◆ **Instructions for the task**: Identify and copy all lines of the material where the string "excess" is found.

━━━━━ Task material ━━━━━

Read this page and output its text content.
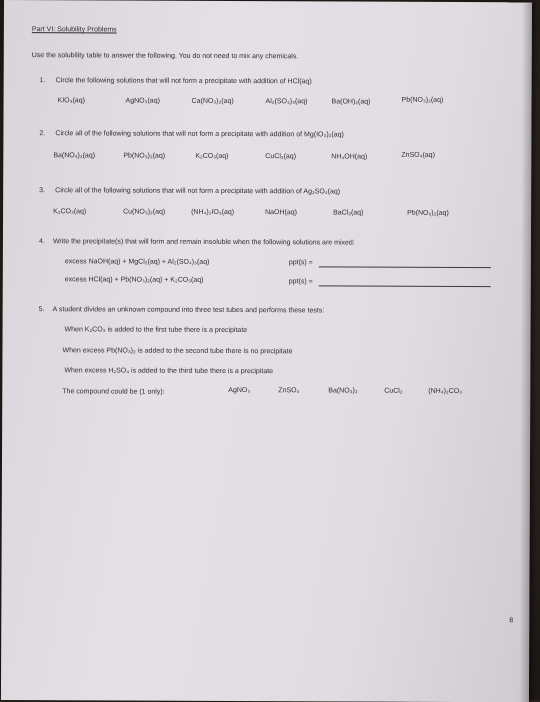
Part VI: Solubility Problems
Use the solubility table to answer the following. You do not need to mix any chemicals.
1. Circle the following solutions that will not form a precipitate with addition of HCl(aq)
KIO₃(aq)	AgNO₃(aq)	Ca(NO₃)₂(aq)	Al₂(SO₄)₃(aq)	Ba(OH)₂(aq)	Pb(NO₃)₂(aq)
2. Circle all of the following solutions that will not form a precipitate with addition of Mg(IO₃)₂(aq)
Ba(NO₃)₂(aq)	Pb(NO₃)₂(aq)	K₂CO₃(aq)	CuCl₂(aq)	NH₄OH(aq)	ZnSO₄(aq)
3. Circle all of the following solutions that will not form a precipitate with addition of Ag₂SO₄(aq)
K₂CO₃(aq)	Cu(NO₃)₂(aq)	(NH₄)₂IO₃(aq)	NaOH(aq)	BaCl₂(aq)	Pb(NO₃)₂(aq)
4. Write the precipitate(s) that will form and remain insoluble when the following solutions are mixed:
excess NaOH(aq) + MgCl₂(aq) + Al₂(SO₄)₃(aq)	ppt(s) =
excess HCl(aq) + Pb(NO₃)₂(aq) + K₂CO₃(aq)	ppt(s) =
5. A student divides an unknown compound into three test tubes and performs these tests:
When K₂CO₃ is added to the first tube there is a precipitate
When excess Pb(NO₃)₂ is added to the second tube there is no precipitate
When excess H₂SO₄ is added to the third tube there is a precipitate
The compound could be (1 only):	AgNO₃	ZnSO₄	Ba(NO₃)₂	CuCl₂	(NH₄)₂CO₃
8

━━━━━

◆ **Response to this task**:
excess NaOH(aq) + MgCl₂(aq) + Al₂(SO₄)₃(aq)	ppt(s) =
excess HCl(aq) + Pb(NO₃)₂(aq) + K₂CO₃(aq)	ppt(s) =
When excess Pb(NO₃)₂ is added to the second tube there is no precipitate
When excess H₂SO₄ is added to the third tube there is a precipitate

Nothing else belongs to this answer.